> [Requirement]: Output all of the records exactly as written.

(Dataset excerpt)
··········

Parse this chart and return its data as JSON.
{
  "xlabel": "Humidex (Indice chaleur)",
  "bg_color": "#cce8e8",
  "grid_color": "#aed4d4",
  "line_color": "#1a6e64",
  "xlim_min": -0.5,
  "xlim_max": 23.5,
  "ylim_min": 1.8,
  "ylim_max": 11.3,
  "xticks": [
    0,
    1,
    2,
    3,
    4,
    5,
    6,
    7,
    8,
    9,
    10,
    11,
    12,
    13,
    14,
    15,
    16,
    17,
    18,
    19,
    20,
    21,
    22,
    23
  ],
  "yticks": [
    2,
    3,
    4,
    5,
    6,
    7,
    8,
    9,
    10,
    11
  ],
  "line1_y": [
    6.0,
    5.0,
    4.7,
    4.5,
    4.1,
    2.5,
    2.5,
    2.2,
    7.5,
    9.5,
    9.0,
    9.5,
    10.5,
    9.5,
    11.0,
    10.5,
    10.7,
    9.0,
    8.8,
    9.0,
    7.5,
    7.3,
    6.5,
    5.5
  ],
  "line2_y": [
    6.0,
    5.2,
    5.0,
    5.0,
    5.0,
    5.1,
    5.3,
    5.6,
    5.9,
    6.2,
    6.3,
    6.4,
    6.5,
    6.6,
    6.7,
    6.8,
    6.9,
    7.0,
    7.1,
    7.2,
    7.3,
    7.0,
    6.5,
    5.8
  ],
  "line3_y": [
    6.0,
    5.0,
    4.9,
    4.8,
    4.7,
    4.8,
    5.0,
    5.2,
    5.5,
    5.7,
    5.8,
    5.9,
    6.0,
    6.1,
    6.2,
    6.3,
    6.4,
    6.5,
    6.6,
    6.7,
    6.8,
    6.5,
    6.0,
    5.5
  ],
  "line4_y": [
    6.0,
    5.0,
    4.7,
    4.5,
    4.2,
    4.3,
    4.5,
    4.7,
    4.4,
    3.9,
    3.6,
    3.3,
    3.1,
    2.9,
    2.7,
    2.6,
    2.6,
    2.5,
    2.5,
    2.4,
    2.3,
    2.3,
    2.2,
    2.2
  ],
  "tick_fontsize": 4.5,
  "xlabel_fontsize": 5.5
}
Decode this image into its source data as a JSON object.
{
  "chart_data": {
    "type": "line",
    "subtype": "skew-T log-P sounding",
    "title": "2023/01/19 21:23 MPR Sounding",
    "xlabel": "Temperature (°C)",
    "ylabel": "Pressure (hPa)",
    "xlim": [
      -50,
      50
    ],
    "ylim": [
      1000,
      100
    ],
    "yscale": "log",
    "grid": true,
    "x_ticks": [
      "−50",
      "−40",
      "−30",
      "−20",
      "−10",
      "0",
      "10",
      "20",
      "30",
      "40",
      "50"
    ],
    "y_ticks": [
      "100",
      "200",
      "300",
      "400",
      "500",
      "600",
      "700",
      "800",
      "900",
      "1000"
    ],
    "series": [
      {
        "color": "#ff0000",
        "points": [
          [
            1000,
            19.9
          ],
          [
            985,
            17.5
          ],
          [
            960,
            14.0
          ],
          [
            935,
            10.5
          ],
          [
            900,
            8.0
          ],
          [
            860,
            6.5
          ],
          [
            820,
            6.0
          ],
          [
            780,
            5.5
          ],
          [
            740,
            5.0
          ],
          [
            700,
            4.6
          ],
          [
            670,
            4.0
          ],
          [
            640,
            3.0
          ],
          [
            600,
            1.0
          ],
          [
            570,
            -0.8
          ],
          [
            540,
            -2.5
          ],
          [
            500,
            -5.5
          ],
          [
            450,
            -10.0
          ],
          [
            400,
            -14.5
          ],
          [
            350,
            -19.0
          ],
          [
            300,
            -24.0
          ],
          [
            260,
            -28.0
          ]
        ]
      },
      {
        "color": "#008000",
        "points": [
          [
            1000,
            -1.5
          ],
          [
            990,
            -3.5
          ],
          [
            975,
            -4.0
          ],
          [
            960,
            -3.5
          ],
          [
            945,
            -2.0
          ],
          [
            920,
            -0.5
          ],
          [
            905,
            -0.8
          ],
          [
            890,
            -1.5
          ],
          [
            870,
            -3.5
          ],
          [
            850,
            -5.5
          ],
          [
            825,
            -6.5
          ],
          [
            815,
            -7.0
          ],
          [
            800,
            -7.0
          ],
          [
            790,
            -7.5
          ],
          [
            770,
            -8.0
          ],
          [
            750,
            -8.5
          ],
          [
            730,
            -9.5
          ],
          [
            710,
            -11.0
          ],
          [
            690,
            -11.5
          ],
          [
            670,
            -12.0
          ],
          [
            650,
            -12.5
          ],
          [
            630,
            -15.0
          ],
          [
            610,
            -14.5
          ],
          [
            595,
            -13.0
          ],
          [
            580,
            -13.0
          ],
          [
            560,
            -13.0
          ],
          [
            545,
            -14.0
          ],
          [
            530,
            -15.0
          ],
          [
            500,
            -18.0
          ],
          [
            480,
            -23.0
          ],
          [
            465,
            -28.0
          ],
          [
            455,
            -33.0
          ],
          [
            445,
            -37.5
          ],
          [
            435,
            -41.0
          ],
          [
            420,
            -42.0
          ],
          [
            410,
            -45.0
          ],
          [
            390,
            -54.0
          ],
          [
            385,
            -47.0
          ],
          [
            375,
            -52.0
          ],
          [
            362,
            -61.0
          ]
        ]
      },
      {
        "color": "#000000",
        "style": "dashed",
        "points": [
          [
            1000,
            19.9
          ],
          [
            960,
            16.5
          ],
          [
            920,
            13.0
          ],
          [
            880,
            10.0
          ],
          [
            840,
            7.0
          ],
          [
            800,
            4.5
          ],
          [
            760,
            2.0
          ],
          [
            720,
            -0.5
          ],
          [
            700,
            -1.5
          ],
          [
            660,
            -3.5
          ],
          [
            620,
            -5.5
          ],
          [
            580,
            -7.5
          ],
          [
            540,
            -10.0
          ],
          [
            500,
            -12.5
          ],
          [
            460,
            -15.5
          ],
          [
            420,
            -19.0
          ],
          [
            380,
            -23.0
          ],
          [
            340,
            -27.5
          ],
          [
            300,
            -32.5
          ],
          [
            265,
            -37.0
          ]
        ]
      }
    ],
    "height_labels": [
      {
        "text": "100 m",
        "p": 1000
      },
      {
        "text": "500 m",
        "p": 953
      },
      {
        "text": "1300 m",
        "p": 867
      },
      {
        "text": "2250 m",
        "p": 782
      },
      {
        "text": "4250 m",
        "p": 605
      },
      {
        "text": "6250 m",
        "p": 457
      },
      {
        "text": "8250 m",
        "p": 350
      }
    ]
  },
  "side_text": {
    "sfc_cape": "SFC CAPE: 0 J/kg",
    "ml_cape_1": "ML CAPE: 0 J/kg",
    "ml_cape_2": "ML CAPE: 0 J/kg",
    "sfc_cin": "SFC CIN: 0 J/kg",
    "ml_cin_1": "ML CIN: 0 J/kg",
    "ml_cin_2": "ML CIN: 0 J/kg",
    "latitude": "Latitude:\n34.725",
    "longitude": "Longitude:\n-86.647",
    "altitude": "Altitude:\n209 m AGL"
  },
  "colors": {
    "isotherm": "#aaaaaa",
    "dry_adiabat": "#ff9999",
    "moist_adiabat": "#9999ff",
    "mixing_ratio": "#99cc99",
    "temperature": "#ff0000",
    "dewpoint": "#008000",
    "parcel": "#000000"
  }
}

··········

> [Task output]:
Parse this chart and return its data as JSON.
{
  "xlabel": "Humidex (Indice chaleur)",
  "bg_color": "#cce8e8",
  "grid_color": "#aed4d4",
  "line_color": "#1a6e64",
  "xlim_min": -0.5,
  "xlim_max": 23.5,
  "ylim_min": 1.8,
  "ylim_max": 11.3,
  "xticks": [
    0,
    1,
    2,
    3,
    4,
    5,
    6,
    7,
    8,
    9,
    10,
    11,
    12,
    13,
    14,
    15,
    16,
    17,
    18,
    19,
    20,
    21,
    22,
    23
  ],
  "yticks": [
    2,
    3,
    4,
    5,
    6,
    7,
    8,
    9,
    10,
    11
  ],
  "line1_y": [
    6.0,
    5.0,
    4.7,
    4.5,
    4.1,
    2.5,
    2.5,
    2.2,
    7.5,
    9.5,
    9.0,
    9.5,
    10.5,
    9.5,
    11.0,
    10.5,
    10.7,
    9.0,
    8.8,
    9.0,
    7.5,
    7.3,
    6.5,
    5.5
  ],
  "line2_y": [
    6.0,
    5.2,
    5.0,
    5.0,
    5.0,
    5.1,
    5.3,
    5.6,
    5.9,
    6.2,
    6.3,
    6.4,
    6.5,
    6.6,
    6.7,
    6.8,
    6.9,
    7.0,
    7.1,
    7.2,
    7.3,
    7.0,
    6.5,
    5.8
  ],
  "line3_y": [
    6.0,
    5.0,
    4.9,
    4.8,
    4.7,
    4.8,
    5.0,
    5.2,
    5.5,
    5.7,
    5.8,
    5.9,
    6.0,
    6.1,
    6.2,
    6.3,
    6.4,
    6.5,
    6.6,
    6.7,
    6.8,
    6.5,
    6.0,
    5.5
  ],
  "line4_y": [
    6.0,
    5.0,
    4.7,
    4.5,
    4.2,
    4.3,
    4.5,
    4.7,
    4.4,
    3.9,
    3.6,
    3.3,
    3.1,
    2.9,
    2.7,
    2.6,
    2.6,
    2.5,
    2.5,
    2.4,
    2.3,
    2.3,
    2.2,
    2.2
  ],
  "tick_fontsize": 4.5,
  "xlabel_fontsize": 5.5
}
Decode this image into its source data as a JSON object.
{
  "chart_data": {
    "type": "line",
    "subtype": "skew-T log-P sounding",
    "title": "2023/01/19 21:23 MPR Sounding",
    "xlabel": "Temperature (°C)",
    "ylabel": "Pressure (hPa)",
    "xlim": [
      -50,
      50
    ],
    "ylim": [
      1000,
      100
    ],
    "yscale": "log",
    "grid": true,
    "x_ticks": [
      "−50",
      "−40",
      "−30",
      "−20",
      "−10",
      "0",
      "10",
      "20",
      "30",
      "40",
      "50"
    ],
    "y_ticks": [
      "100",
      "200",
      "300",
      "400",
      "500",
      "600",
      "700",
      "800",
      "900",
      "1000"
    ],
    "series": [
      {
        "color": "#ff0000",
        "points": [
          [
            1000,
            19.9
          ],
          [
            985,
            17.5
          ],
          [
            960,
            14.0
          ],
          [
            935,
            10.5
          ],
          [
            900,
            8.0
          ],
          [
            860,
            6.5
          ],
          [
            820,
            6.0
          ],
          [
            780,
            5.5
          ],
          [
            740,
            5.0
          ],
          [
            700,
            4.6
          ],
          [
            670,
            4.0
          ],
          [
            640,
            3.0
          ],
          [
            600,
            1.0
          ],
          [
            570,
            -0.8
          ],
          [
            540,
            -2.5
          ],
          [
            500,
            -5.5
          ],
          [
            450,
            -10.0
          ],
          [
            400,
            -14.5
          ],
          [
            350,
            -19.0
          ],
          [
            300,
            -24.0
          ],
          [
            260,
            -28.0
          ]
        ]
      },
      {
        "color": "#008000",
        "points": [
          [
            1000,
            -1.5
          ],
          [
            990,
            -3.5
          ],
          [
            975,
            -4.0
          ],
          [
            960,
            -3.5
          ],
          [
            945,
            -2.0
          ],
          [
            920,
            -0.5
          ],
          [
            905,
            -0.8
          ],
          [
            890,
            -1.5
          ],
          [
            870,
            -3.5
          ],
          [
            850,
            -5.5
          ],
          [
            825,
            -6.5
          ],
          [
            815,
            -7.0
          ],
          [
            800,
            -7.0
          ],
          [
            790,
            -7.5
          ],
          [
            770,
            -8.0
          ],
          [
            750,
            -8.5
          ],
          [
            730,
            -9.5
          ],
          [
            710,
            -11.0
          ],
          [
            690,
            -11.5
          ],
          [
            670,
            -12.0
          ],
          [
            650,
            -12.5
          ],
          [
            630,
            -15.0
          ],
          [
            610,
            -14.5
          ],
          [
            595,
            -13.0
          ],
          [
            580,
            -13.0
          ],
          [
            560,
            -13.0
          ],
          [
            545,
            -14.0
          ],
          [
            530,
            -15.0
          ],
          [
            500,
            -18.0
          ],
          [
            480,
            -23.0
          ],
          [
            465,
            -28.0
          ],
          [
            455,
            -33.0
          ],
          [
            445,
            -37.5
          ],
          [
            435,
            -41.0
          ],
          [
            420,
            -42.0
          ],
          [
            410,
            -45.0
          ],
          [
            390,
            -54.0
          ],
          [
            385,
            -47.0
          ],
          [
            375,
            -52.0
          ],
          [
            362,
            -61.0
          ]
        ]
      },
      {
        "color": "#000000",
        "style": "dashed",
        "points": [
          [
            1000,
            19.9
          ],
          [
            960,
            16.5
          ],
          [
            920,
            13.0
          ],
          [
            880,
            10.0
          ],
          [
            840,
            7.0
          ],
          [
            800,
            4.5
          ],
          [
            760,
            2.0
          ],
          [
            720,
            -0.5
          ],
          [
            700,
            -1.5
          ],
          [
            660,
            -3.5
          ],
          [
            620,
            -5.5
          ],
          [
            580,
            -7.5
          ],
          [
            540,
            -10.0
          ],
          [
            500,
            -12.5
          ],
          [
            460,
            -15.5
          ],
          [
            420,
            -19.0
          ],
          [
            380,
            -23.0
          ],
          [
            340,
            -27.5
          ],
          [
            300,
            -32.5
          ],
          [
            265,
            -37.0
          ]
        ]
      }
    ],
    "height_labels": [
      {
        "text": "100 m",
        "p": 1000
      },
      {
        "text": "500 m",
        "p": 953
      },
      {
        "text": "1300 m",
        "p": 867
      },
      {
        "text": "2250 m",
        "p": 782
      },
      {
        "text": "4250 m",
        "p": 605
      },
      {
        "text": "6250 m",
        "p": 457
      },
      {
        "text": "8250 m",
        "p": 350
      }
    ]
  },
  "side_text": {
    "sfc_cape": "SFC CAPE: 0 J/kg",
    "ml_cape_1": "ML CAPE: 0 J/kg",
    "ml_cape_2": "ML CAPE: 0 J/kg",
    "sfc_cin": "SFC CIN: 0 J/kg",
    "ml_cin_1": "ML CIN: 0 J/kg",
    "ml_cin_2": "ML CIN: 0 J/kg",
    "latitude": "Latitude:\n34.725",
    "longitude": "Longitude:\n-86.647",
    "altitude": "Altitude:\n209 m AGL"
  },
  "colors": {
    "isotherm": "#aaaaaa",
    "dry_adiabat": "#ff9999",
    "moist_adiabat": "#9999ff",
    "mixing_ratio": "#99cc99",
    "temperature": "#ff0000",
    "dewpoint": "#008000",
    "parcel": "#000000"
  }
}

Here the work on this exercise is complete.